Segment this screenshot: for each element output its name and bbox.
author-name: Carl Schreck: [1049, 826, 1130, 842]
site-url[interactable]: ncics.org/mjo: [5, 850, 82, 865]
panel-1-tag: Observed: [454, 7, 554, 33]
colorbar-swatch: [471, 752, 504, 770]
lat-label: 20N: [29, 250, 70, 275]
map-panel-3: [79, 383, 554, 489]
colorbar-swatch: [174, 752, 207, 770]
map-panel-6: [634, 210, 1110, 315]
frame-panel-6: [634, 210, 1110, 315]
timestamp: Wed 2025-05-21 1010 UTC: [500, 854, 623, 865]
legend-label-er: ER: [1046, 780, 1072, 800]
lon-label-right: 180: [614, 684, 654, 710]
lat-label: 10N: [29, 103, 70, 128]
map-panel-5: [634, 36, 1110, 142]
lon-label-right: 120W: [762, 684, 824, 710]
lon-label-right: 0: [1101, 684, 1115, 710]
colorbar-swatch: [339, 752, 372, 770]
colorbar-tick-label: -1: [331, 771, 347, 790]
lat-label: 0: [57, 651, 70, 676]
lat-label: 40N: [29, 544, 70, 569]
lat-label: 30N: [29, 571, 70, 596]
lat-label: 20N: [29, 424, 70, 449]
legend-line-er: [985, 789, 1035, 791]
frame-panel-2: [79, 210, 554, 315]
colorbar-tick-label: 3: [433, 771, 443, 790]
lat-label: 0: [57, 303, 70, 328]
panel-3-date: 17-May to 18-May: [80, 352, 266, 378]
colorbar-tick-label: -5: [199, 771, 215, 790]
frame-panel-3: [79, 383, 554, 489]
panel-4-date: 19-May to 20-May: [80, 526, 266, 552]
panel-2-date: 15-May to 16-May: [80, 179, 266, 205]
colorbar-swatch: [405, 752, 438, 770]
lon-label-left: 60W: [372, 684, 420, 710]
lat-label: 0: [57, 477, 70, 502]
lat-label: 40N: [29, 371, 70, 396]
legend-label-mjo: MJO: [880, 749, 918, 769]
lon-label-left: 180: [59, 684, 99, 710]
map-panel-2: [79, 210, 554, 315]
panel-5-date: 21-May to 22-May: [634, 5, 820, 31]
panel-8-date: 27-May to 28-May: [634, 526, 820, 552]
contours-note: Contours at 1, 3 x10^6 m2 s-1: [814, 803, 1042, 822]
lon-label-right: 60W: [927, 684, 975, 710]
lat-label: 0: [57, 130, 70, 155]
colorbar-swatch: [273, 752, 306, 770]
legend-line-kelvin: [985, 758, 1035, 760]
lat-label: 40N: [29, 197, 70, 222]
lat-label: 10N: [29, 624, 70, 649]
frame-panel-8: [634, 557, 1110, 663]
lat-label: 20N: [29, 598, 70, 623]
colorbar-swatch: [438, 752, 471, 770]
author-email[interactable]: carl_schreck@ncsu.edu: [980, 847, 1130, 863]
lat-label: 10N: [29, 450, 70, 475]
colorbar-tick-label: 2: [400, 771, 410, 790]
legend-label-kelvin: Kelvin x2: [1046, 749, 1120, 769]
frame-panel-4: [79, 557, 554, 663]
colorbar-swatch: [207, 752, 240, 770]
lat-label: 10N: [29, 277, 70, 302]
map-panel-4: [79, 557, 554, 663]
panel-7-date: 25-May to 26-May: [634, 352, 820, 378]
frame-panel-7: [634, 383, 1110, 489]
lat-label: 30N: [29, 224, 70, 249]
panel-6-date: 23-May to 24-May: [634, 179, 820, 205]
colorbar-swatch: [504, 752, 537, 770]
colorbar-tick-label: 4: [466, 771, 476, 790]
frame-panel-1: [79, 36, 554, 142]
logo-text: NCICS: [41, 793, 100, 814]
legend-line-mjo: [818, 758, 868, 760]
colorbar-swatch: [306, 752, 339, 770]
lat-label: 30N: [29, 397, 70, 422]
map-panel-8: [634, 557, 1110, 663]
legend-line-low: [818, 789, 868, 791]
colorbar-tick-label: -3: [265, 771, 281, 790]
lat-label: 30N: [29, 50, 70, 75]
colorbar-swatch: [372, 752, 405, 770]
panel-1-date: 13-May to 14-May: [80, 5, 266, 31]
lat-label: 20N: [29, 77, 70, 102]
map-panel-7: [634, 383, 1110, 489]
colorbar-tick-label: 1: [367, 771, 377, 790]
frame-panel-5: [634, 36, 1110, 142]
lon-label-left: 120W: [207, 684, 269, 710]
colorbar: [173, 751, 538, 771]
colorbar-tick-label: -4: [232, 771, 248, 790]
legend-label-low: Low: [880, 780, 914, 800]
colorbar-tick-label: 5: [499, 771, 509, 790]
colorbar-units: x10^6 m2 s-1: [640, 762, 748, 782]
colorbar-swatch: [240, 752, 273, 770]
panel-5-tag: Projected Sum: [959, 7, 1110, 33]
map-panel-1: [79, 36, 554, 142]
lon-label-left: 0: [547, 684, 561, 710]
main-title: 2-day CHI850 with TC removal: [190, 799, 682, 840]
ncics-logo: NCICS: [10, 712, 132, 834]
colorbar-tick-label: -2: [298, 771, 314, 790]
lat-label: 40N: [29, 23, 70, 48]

---

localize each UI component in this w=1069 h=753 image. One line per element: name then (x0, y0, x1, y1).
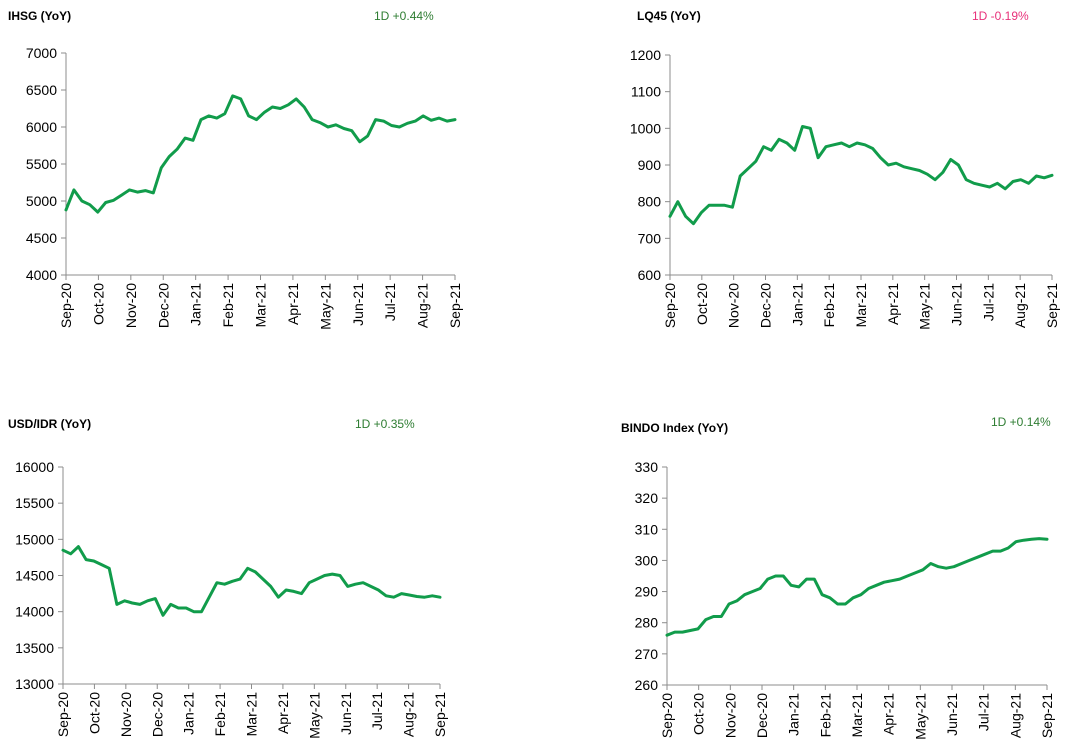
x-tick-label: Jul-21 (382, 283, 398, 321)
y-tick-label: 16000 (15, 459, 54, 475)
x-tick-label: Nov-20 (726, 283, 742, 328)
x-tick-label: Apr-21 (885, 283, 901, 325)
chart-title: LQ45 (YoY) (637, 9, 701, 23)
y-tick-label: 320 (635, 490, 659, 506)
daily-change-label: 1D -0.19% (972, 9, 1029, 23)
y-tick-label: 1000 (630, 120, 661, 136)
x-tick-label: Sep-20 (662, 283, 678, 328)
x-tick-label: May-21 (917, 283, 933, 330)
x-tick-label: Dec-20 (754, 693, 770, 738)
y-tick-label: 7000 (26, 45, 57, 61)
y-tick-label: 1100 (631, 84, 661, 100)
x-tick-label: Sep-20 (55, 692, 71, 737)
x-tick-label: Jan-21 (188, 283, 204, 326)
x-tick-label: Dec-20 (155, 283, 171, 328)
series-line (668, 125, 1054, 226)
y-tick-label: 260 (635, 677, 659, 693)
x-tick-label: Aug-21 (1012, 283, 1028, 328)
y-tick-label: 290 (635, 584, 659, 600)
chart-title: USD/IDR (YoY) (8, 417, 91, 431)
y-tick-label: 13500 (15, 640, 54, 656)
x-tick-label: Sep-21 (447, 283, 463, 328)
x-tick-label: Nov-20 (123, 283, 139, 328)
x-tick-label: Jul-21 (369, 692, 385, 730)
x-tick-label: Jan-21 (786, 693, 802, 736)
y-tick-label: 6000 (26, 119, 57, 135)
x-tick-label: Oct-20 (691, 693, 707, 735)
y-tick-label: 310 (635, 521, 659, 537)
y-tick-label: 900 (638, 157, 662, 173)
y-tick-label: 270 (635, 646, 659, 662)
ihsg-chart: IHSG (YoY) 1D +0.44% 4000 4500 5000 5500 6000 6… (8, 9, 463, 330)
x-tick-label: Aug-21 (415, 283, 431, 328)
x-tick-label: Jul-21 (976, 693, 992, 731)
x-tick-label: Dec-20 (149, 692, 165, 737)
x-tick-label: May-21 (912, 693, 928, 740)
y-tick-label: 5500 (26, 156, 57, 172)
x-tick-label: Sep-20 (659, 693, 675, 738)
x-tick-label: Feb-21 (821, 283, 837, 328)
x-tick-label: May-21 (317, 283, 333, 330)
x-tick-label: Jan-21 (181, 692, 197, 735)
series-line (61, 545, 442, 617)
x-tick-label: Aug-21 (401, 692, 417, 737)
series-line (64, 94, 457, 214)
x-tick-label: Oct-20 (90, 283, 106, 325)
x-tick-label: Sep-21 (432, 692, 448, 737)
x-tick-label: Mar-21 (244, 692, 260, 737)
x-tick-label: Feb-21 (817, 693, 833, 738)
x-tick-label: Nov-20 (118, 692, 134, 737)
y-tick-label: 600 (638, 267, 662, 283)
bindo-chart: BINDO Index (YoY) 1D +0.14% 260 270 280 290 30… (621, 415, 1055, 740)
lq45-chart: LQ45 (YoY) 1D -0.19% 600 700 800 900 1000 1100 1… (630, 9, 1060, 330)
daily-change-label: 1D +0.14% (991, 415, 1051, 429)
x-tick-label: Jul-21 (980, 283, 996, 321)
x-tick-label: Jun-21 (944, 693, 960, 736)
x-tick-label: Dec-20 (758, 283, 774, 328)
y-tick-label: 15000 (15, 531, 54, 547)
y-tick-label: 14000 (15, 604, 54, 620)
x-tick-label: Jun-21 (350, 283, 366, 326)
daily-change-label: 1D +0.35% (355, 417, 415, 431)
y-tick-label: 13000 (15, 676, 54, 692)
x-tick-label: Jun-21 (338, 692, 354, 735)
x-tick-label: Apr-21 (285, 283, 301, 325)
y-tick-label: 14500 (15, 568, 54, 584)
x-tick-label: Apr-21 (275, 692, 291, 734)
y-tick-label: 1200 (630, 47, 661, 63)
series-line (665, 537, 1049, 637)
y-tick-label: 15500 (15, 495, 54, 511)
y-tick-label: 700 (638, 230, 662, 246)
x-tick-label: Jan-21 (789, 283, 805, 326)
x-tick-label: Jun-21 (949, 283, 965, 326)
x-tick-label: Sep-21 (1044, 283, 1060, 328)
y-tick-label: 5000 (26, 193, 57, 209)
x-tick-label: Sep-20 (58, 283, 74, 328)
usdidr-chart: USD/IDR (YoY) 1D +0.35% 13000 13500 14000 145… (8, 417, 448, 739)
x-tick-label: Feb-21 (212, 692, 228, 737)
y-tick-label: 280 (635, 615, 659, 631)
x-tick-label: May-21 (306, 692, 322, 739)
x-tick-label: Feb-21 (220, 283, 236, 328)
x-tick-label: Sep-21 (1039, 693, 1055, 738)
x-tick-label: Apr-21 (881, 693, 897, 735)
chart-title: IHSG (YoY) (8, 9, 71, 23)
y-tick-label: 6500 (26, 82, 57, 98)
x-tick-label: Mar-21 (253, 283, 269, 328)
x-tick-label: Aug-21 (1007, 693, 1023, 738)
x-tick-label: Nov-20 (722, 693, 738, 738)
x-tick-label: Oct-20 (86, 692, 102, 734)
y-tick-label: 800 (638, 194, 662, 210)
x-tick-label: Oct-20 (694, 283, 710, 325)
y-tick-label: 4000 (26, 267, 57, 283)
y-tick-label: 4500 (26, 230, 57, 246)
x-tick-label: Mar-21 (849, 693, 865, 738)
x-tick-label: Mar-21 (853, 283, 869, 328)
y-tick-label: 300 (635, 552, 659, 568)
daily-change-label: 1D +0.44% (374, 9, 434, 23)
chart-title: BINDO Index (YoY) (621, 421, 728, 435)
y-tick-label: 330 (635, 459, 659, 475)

* * *

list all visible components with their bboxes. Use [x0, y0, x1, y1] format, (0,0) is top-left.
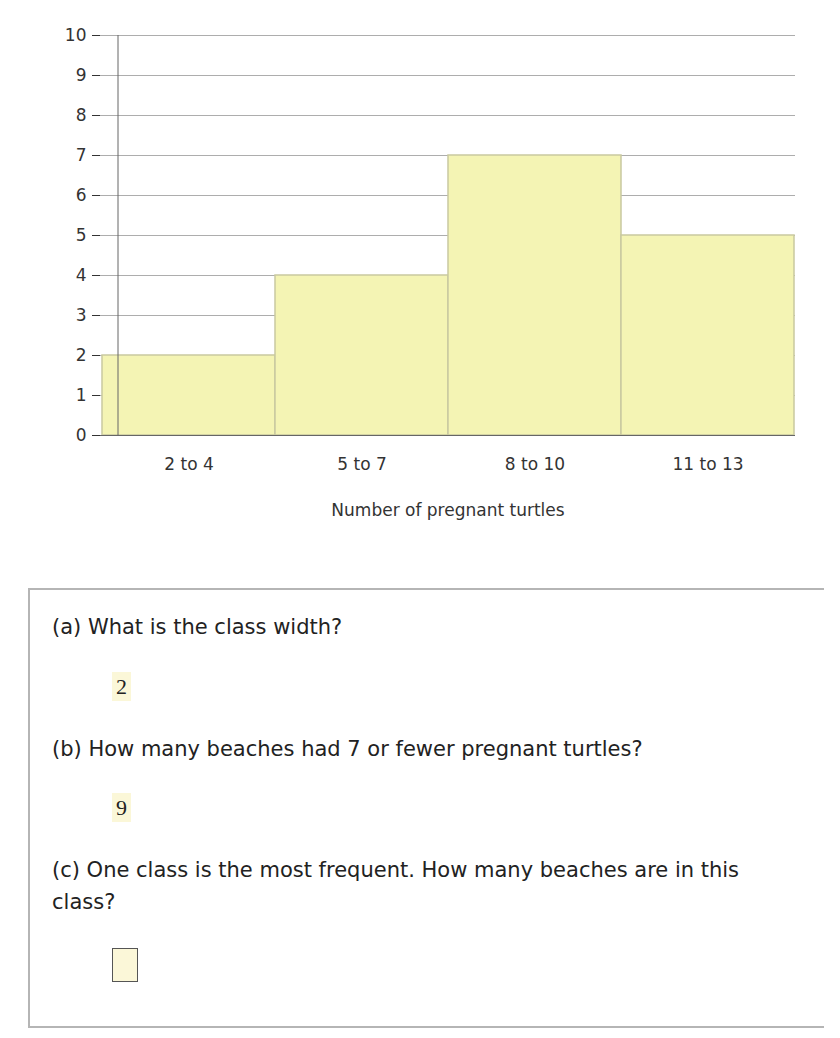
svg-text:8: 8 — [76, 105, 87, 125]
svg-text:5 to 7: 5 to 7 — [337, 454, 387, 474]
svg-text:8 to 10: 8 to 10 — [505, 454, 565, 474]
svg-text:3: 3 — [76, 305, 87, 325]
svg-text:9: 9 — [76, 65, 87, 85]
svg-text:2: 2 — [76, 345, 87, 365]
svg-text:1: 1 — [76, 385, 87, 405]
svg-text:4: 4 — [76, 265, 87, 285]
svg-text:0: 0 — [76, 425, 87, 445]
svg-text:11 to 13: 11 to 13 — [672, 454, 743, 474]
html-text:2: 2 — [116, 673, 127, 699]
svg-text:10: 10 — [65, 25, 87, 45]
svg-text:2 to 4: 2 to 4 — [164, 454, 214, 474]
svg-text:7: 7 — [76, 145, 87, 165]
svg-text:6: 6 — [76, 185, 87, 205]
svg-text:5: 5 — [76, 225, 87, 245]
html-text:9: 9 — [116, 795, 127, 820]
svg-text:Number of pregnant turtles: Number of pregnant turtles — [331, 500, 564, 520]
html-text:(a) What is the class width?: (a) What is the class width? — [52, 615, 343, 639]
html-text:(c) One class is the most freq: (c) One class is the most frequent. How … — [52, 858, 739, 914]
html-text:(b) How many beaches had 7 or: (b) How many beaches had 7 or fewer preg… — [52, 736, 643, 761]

▶ Prompt
From the items above, pull out every line that contains the string "author". Matches must have the same uppercase and lowercase letters.

▶ The answer
author-name: Carl Schreck: [1049, 826, 1130, 842]
author-email[interactable]: carl_schreck@ncsu.edu: [980, 847, 1130, 863]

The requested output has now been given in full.